(Records contained in a dataset)
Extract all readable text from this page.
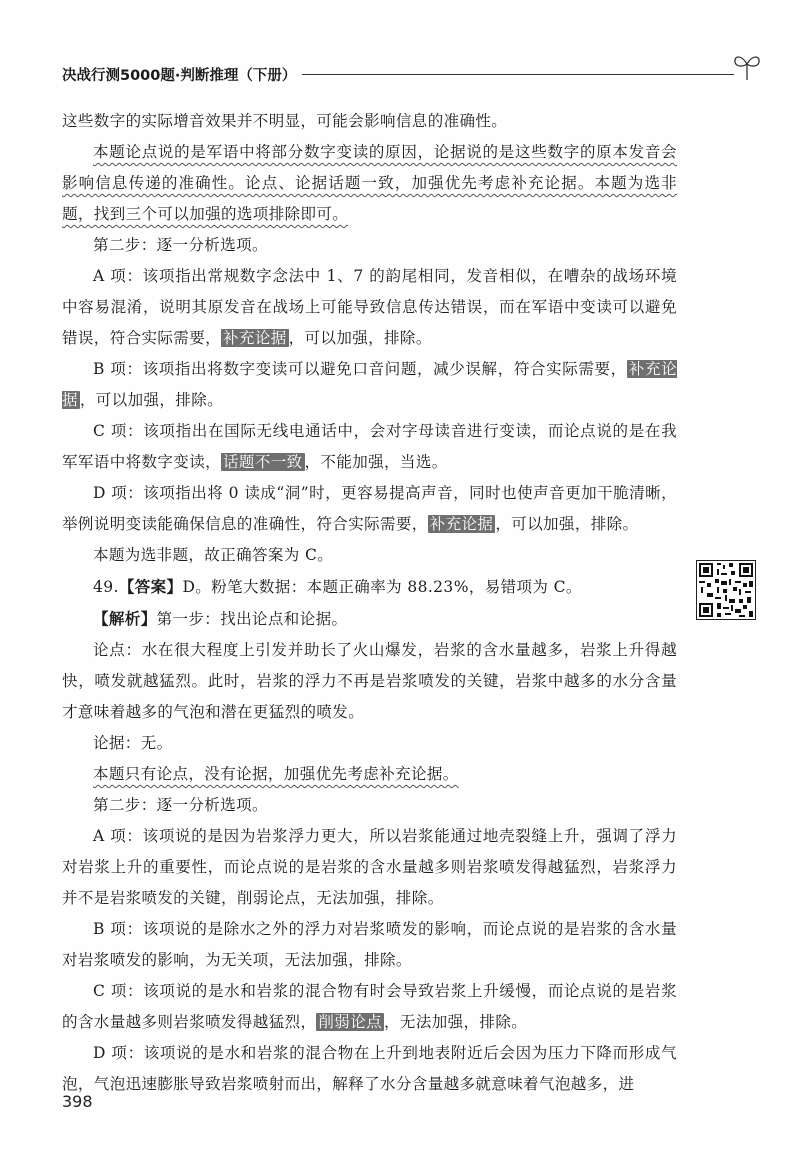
决战行测5000题·判断推理（下册）

这些数字的实际增音效果并不明显，可能会影响信息的准确性。

本题论点说的是军语中将部分数字变读的原因，论据说的是这些数字的原本发音会影响信息传递的准确性。论点、论据话题一致，加强优先考虑补充论据。本题为选非题，找到三个可以加强的选项排除即可。

第二步：逐一分析选项。

A 项：该项指出常规数字念法中 1、7 的韵尾相同，发音相似，在嘈杂的战场环境中容易混淆，说明其原发音在战场上可能导致信息传达错误，而在军语中变读可以避免错误，符合实际需要， 补充论据 ，可以加强，排除。

B 项：该项指出将数字变读可以避免口音问题，减少误解，符合实际需要， 补充论据 ，可以加强，排除。

C 项：该项指出在国际无线电通话中，会对字母读音进行变读，而论点说的是在我军军语中将数字变读， 话题不一致 ，不能加强，当选。

D 项：该项指出将 0 读成“洞”时，更容易提高声音，同时也使声音更加干脆清晰，举例说明变读能确保信息的准确性，符合实际需要， 补充论据 ，可以加强，排除。

本题为选非题，故正确答案为 C。

49.【答案】D。粉笔大数据：本题正确率为 88.23%，易错项为 C。

【解析】第一步：找出论点和论据。

论点：水在很大程度上引发并助长了火山爆发，岩浆的含水量越多，岩浆上升得越快，喷发就越猛烈。此时，岩浆的浮力不再是岩浆喷发的关键，岩浆中越多的水分含量才意味着越多的气泡和潜在更猛烈的喷发。

论据：无。

本题只有论点，没有论据，加强优先考虑补充论据。

第二步：逐一分析选项。

A 项：该项说的是因为岩浆浮力更大，所以岩浆能通过地壳裂缝上升，强调了浮力对岩浆上升的重要性，而论点说的是岩浆的含水量越多则岩浆喷发得越猛烈，岩浆浮力并不是岩浆喷发的关键，削弱论点，无法加强，排除。

B 项：该项说的是除水之外的浮力对岩浆喷发的影响，而论点说的是岩浆的含水量对岩浆喷发的影响，为无关项，无法加强，排除。

C 项：该项说的是水和岩浆的混合物有时会导致岩浆上升缓慢，而论点说的是岩浆的含水量越多则岩浆喷发得越猛烈， 削弱论点 ，无法加强，排除。

D 项：该项说的是水和岩浆的混合物在上升到地表附近后会因为压力下降而形成气泡，气泡迅速膨胀导致岩浆喷射而出，解释了水分含量越多就意味着气泡越多，进

398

_Task instructions:_
The records above need to be restated word for word, with the pictures left out.

_Complete output:_
Extract all readable text from this page.
决战行测5000题·判断推理（下册）

这些数字的实际增音效果并不明显，可能会影响信息的准确性。

本题论点说的是军语中将部分数字变读的原因，论据说的是这些数字的原本发音会影响信息传递的准确性。论点、论据话题一致，加强优先考虑补充论据。本题为选非题，找到三个可以加强的选项排除即可。

第二步：逐一分析选项。

A 项：该项指出常规数字念法中 1、7 的韵尾相同，发音相似，在嘈杂的战场环境中容易混淆，说明其原发音在战场上可能导致信息传达错误，而在军语中变读可以避免错误，符合实际需要， 补充论据 ，可以加强，排除。

B 项：该项指出将数字变读可以避免口音问题，减少误解，符合实际需要， 补充论据 ，可以加强，排除。

C 项：该项指出在国际无线电通话中，会对字母读音进行变读，而论点说的是在我军军语中将数字变读， 话题不一致 ，不能加强，当选。

D 项：该项指出将 0 读成“洞”时，更容易提高声音，同时也使声音更加干脆清晰，举例说明变读能确保信息的准确性，符合实际需要， 补充论据 ，可以加强，排除。

本题为选非题，故正确答案为 C。

49.【答案】D。粉笔大数据：本题正确率为 88.23%，易错项为 C。

【解析】第一步：找出论点和论据。

论点：水在很大程度上引发并助长了火山爆发，岩浆的含水量越多，岩浆上升得越快，喷发就越猛烈。此时，岩浆的浮力不再是岩浆喷发的关键，岩浆中越多的水分含量才意味着越多的气泡和潜在更猛烈的喷发。

论据：无。

本题只有论点，没有论据，加强优先考虑补充论据。

第二步：逐一分析选项。

A 项：该项说的是因为岩浆浮力更大，所以岩浆能通过地壳裂缝上升，强调了浮力对岩浆上升的重要性，而论点说的是岩浆的含水量越多则岩浆喷发得越猛烈，岩浆浮力并不是岩浆喷发的关键，削弱论点，无法加强，排除。

B 项：该项说的是除水之外的浮力对岩浆喷发的影响，而论点说的是岩浆的含水量对岩浆喷发的影响，为无关项，无法加强，排除。

C 项：该项说的是水和岩浆的混合物有时会导致岩浆上升缓慢，而论点说的是岩浆的含水量越多则岩浆喷发得越猛烈， 削弱论点 ，无法加强，排除。

D 项：该项说的是水和岩浆的混合物在上升到地表附近后会因为压力下降而形成气泡，气泡迅速膨胀导致岩浆喷射而出，解释了水分含量越多就意味着气泡越多，进

398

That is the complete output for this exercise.